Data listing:
--- --- ---

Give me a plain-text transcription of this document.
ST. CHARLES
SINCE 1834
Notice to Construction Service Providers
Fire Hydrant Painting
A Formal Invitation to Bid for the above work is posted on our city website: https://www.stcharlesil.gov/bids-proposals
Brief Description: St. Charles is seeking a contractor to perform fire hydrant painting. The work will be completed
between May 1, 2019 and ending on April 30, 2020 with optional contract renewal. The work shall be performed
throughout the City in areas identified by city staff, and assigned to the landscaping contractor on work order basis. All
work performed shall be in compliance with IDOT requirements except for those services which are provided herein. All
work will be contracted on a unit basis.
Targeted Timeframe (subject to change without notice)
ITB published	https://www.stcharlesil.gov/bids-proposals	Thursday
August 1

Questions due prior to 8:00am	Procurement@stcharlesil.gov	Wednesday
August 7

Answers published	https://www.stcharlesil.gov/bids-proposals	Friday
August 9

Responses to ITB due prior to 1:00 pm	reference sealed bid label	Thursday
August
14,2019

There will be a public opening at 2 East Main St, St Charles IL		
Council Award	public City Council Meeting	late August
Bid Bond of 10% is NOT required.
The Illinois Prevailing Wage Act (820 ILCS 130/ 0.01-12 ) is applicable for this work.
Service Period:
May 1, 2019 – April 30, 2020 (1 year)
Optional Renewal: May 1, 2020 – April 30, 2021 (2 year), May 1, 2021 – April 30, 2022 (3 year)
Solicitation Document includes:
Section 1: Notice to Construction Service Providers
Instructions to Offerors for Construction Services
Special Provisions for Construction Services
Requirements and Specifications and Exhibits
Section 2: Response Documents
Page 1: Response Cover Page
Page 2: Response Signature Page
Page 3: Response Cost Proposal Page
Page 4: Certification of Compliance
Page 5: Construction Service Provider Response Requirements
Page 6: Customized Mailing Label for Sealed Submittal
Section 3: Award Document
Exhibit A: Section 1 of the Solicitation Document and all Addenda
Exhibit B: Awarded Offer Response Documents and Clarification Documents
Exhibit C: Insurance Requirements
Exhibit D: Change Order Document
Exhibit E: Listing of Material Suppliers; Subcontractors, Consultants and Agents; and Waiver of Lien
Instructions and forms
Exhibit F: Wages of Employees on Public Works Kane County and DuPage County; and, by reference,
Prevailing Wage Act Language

--- --- ---

Copy all lines of the listing above that contain the string "stcharlesil".

Answer to this exercise ->
A Formal Invitation to Bid for the above work is posted on our city website: https://www.stcharlesil.gov/bids-proposals
ITB published	https://www.stcharlesil.gov/bids-proposals	Thursday
Questions due prior to 8:00am	Procurement@stcharlesil.gov	Wednesday
Answers published	https://www.stcharlesil.gov/bids-proposals	Friday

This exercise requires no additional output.